WRITTEN INSTRUCTION: Scan the listing below and copy every line holding "random".

[Items listed in a dataset]
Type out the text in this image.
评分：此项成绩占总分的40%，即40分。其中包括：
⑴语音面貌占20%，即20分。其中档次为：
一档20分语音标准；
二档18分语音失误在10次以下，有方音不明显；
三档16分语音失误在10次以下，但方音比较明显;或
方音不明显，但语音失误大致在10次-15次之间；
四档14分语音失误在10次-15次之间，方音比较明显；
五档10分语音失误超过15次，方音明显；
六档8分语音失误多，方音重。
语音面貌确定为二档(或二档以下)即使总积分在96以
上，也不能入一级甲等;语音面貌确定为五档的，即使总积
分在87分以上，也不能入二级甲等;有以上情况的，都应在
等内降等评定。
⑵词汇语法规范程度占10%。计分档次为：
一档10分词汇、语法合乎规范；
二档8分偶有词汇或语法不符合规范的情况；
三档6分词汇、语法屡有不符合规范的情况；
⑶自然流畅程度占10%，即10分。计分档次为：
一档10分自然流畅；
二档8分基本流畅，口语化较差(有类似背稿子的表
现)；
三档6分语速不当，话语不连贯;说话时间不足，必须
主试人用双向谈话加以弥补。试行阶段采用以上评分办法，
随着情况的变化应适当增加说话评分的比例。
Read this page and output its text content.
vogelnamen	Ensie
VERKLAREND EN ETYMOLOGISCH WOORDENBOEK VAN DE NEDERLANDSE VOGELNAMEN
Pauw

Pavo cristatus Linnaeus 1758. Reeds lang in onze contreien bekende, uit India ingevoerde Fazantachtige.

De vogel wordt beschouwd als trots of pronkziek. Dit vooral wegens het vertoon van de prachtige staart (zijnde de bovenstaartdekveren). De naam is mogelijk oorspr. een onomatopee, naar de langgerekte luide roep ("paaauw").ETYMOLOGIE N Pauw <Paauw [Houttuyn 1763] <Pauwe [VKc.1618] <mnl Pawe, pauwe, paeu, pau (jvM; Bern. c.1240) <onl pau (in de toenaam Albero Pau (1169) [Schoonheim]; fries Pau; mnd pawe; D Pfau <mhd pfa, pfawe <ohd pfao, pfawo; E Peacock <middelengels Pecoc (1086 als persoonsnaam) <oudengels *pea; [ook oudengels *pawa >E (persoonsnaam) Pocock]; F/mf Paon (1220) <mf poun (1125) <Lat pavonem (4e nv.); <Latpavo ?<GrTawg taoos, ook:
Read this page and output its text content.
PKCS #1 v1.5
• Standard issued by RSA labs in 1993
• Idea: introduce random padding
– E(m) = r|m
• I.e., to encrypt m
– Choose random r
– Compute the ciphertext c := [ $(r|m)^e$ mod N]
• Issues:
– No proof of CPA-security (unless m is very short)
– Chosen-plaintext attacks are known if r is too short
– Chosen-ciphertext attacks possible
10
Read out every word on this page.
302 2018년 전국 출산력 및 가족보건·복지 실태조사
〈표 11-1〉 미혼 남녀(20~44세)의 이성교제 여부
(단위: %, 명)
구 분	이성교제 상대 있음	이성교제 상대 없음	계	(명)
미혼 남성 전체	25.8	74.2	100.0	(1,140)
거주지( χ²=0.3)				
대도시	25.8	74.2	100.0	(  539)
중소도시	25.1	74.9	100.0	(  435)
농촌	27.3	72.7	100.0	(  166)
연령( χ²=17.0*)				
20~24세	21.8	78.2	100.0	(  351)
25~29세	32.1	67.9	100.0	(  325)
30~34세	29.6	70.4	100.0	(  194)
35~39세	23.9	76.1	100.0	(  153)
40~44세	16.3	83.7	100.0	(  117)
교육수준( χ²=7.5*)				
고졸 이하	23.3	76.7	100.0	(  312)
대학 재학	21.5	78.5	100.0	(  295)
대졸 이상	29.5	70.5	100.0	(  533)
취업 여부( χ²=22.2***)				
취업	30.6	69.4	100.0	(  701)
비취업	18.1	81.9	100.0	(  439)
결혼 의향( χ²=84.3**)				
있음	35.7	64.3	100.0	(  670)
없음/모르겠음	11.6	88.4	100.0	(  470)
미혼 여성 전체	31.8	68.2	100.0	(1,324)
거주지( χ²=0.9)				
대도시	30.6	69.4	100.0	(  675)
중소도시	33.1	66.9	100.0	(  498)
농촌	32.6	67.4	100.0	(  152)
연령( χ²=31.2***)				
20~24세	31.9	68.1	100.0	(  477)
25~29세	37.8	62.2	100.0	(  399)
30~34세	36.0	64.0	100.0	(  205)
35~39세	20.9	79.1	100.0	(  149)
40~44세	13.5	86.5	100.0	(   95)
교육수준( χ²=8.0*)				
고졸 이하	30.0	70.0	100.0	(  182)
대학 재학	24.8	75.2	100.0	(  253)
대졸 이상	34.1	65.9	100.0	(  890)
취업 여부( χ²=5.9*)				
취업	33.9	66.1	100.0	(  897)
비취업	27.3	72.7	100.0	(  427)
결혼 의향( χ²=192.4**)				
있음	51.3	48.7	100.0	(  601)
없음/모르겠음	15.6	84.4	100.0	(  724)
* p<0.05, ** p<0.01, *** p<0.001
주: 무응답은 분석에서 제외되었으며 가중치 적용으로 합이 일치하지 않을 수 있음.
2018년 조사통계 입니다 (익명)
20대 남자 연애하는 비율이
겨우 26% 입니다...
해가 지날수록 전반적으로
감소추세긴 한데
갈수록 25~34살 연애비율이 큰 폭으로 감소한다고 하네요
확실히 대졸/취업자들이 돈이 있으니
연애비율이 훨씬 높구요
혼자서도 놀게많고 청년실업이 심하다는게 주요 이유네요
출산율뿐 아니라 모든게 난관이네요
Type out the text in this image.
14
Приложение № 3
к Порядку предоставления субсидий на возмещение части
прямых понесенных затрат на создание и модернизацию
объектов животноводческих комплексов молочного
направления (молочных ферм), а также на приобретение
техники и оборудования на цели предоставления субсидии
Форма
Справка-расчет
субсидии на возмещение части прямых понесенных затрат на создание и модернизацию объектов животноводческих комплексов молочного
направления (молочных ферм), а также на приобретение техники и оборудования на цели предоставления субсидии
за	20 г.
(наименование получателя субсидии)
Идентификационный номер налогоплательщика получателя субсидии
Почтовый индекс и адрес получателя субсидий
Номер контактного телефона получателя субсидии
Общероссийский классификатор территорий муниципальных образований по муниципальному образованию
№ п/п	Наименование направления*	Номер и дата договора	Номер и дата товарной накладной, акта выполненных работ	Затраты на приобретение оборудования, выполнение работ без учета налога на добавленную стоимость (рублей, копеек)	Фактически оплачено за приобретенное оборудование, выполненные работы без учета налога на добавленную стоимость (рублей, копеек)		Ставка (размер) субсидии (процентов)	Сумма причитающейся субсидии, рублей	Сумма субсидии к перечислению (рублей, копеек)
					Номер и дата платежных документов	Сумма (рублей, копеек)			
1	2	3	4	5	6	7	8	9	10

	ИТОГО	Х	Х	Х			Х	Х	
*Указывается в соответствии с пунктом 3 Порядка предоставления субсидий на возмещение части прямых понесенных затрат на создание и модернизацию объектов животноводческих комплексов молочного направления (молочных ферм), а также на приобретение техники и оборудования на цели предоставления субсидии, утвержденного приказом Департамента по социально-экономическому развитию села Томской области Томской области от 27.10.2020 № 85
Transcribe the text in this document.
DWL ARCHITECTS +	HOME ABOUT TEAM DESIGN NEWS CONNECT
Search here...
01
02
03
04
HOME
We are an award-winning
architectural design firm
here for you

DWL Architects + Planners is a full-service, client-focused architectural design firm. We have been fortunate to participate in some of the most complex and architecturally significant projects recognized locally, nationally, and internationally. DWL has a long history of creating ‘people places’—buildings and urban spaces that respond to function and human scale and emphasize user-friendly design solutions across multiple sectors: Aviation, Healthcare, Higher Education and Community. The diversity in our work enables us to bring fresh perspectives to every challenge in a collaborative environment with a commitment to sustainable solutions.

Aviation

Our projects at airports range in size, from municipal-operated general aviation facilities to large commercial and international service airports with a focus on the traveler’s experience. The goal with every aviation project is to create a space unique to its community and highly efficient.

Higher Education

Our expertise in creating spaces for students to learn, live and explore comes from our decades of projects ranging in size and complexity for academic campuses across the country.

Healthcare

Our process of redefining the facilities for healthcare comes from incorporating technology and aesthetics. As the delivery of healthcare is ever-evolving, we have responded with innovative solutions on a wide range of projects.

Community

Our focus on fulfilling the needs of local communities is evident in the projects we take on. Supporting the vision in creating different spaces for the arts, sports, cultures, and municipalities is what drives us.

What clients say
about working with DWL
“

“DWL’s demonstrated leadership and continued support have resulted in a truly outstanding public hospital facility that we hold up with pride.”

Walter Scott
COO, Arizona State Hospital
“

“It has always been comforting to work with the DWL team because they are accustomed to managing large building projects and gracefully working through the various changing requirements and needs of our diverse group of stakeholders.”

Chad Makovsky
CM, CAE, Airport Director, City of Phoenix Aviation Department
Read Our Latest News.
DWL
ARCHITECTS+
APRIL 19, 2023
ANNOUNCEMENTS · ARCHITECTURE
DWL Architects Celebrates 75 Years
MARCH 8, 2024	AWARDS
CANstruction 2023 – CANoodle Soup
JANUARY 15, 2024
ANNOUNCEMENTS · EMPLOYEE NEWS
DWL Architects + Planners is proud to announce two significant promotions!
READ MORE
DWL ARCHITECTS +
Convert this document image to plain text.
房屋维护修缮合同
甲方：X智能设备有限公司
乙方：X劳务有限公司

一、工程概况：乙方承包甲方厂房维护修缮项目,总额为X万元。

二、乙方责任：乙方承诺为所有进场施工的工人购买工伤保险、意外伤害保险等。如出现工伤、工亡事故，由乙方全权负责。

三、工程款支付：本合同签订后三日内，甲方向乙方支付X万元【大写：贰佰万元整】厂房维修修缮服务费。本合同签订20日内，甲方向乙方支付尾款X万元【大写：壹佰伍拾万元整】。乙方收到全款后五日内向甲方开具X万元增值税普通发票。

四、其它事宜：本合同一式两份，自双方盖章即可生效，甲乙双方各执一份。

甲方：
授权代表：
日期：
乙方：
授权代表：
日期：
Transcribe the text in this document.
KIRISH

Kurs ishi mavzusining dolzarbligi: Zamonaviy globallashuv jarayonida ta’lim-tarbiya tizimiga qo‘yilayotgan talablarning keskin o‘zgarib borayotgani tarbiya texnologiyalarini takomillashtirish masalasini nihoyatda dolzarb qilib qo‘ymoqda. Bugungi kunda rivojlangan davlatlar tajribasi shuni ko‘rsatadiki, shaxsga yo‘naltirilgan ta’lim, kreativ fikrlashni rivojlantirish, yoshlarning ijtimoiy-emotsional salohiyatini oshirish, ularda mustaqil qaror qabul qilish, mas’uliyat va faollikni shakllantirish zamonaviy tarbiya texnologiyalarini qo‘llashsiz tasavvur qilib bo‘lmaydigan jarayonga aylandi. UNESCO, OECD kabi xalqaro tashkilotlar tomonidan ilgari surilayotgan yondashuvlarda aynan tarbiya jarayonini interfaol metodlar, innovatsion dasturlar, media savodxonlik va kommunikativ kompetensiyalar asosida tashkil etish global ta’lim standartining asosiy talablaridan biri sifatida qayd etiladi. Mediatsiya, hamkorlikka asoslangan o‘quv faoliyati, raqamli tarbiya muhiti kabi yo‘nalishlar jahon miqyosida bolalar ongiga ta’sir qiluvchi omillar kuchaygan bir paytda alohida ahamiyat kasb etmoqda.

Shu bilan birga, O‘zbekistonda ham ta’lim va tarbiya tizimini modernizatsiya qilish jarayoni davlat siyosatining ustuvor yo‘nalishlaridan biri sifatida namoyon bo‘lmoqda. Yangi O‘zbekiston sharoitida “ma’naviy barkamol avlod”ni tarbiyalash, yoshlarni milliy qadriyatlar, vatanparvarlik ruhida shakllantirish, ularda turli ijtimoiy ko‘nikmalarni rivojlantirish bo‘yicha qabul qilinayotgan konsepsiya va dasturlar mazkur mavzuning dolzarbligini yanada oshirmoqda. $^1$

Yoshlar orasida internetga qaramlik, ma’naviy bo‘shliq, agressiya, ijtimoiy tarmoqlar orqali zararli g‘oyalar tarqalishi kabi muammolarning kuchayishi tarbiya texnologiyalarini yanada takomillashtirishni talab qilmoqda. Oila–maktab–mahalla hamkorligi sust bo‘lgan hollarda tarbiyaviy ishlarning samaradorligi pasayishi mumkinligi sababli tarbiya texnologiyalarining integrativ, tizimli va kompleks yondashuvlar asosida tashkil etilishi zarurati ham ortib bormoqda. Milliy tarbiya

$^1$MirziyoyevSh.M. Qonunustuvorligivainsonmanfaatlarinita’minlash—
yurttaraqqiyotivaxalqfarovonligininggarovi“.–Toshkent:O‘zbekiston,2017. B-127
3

REPLY TO THE EXERCISE:
• Idea: introduce random padding
– Choose random r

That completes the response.